# Work to complete:
Return each line containing the string "Learning".
Supplied material start
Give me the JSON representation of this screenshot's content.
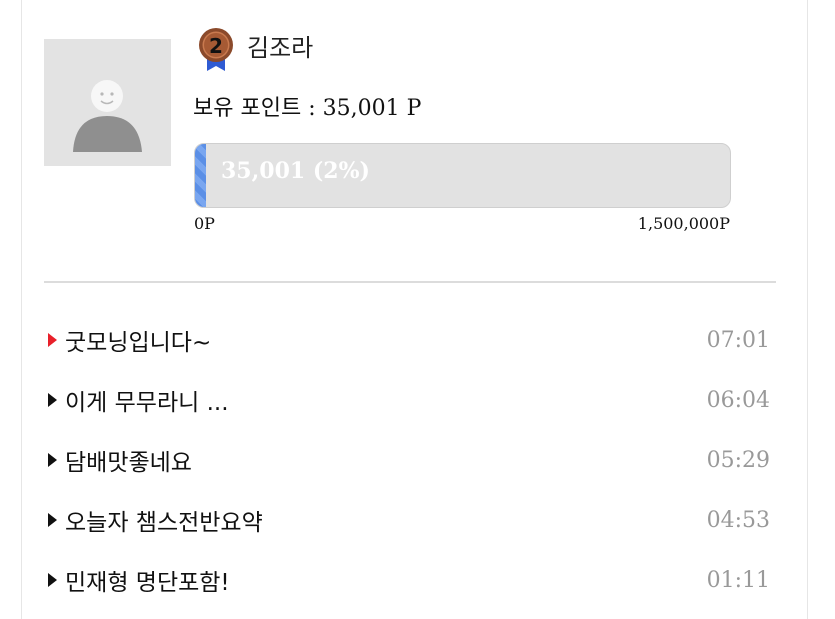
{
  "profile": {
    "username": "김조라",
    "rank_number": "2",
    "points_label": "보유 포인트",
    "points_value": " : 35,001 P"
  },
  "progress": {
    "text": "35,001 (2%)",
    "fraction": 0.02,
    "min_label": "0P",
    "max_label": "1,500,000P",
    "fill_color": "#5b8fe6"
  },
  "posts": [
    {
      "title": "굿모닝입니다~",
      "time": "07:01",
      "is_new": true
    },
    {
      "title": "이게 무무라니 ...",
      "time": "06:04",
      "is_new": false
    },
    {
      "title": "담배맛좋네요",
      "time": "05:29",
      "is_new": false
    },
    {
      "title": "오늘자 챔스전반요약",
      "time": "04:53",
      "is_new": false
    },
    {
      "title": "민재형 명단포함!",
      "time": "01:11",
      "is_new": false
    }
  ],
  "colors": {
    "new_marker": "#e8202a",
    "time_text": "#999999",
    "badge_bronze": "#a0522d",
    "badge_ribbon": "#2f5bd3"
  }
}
Supplied material end
Supplied material start
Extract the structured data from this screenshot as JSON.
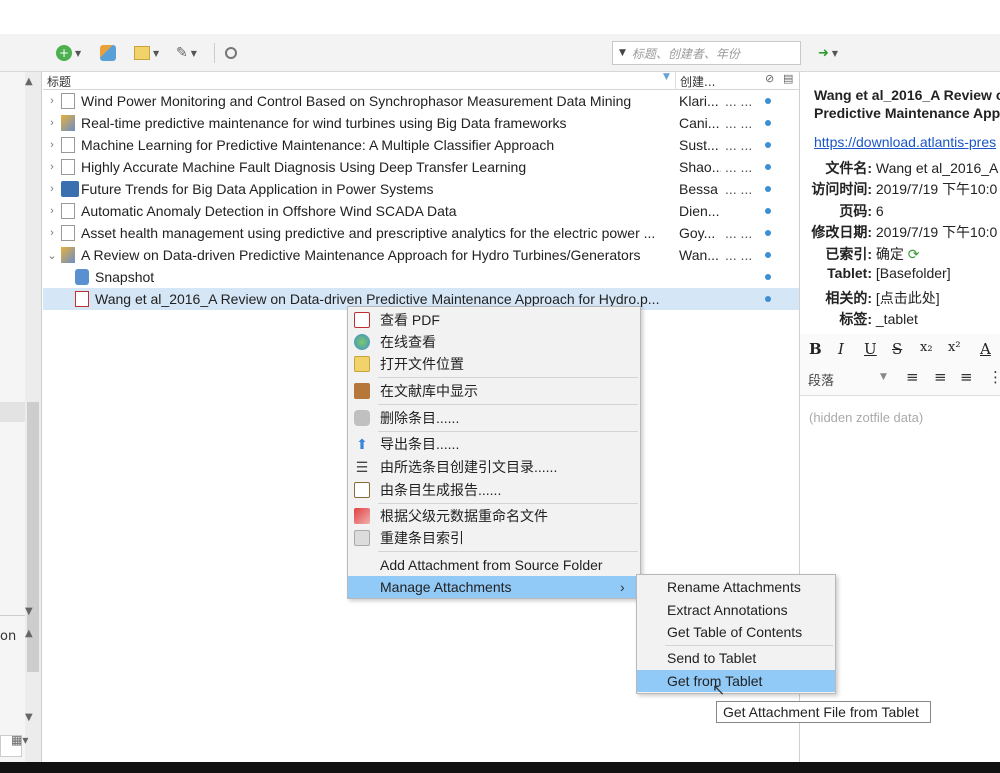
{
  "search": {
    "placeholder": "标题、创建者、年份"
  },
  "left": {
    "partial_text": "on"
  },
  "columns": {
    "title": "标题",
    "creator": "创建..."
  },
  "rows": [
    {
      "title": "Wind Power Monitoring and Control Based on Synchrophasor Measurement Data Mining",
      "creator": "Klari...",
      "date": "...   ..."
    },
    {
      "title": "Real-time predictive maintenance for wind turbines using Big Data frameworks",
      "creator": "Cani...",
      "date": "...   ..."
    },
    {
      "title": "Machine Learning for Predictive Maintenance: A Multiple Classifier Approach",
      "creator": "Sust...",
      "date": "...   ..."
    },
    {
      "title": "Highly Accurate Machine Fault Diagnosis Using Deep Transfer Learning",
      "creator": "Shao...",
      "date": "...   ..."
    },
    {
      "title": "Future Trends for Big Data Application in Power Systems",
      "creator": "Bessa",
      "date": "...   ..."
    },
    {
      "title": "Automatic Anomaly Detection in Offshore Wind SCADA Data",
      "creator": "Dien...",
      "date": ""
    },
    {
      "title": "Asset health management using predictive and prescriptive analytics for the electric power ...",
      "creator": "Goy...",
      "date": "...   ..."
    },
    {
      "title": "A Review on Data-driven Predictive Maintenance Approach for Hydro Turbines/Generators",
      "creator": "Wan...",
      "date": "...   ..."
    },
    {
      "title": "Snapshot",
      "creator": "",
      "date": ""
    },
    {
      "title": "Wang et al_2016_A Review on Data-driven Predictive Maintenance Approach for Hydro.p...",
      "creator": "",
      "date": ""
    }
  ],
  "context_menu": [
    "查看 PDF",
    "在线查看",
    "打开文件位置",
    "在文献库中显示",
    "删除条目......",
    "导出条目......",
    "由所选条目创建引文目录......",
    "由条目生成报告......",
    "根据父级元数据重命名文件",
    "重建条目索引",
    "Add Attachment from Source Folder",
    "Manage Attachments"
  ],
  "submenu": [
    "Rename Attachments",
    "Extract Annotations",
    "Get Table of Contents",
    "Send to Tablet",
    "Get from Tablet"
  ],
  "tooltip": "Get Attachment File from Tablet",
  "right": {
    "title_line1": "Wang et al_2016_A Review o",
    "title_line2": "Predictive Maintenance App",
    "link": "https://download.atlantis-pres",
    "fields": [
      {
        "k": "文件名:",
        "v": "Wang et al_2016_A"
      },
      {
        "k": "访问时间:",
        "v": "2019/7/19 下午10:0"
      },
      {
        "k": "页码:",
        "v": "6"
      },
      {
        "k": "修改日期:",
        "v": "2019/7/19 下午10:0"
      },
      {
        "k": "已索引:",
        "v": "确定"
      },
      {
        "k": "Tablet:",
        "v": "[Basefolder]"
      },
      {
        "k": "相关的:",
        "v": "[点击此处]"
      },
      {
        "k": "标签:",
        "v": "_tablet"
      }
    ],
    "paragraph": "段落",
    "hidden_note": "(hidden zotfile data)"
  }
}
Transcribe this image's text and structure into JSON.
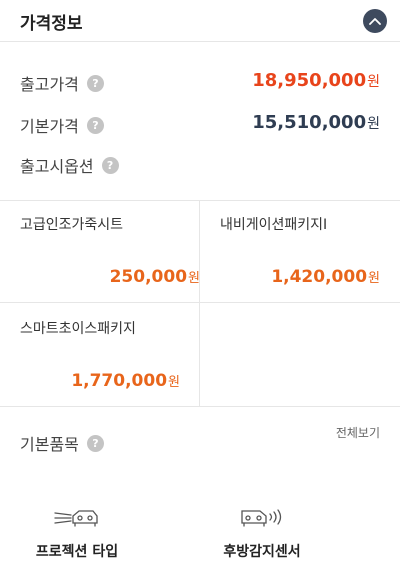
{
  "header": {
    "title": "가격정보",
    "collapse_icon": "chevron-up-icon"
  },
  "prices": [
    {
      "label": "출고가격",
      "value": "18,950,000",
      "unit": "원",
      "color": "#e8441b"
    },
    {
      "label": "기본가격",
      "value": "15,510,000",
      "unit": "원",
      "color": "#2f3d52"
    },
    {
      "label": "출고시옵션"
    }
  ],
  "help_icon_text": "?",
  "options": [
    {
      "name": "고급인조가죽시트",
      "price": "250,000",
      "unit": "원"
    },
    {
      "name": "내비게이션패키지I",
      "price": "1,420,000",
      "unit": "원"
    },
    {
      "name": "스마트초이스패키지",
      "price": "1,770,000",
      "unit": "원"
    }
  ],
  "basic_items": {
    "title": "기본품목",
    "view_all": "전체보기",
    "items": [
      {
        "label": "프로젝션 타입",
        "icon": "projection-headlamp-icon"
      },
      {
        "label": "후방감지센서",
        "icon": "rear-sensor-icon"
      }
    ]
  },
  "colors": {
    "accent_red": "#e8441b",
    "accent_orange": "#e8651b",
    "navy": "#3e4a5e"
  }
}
Supplied material end
# Solution:
      "title": "Machine Learning for Predictive Maintenance: A Multiple Classifier Approach",
      "title": "Highly Accurate Machine Fault Diagnosis Using Deep Transfer Learning",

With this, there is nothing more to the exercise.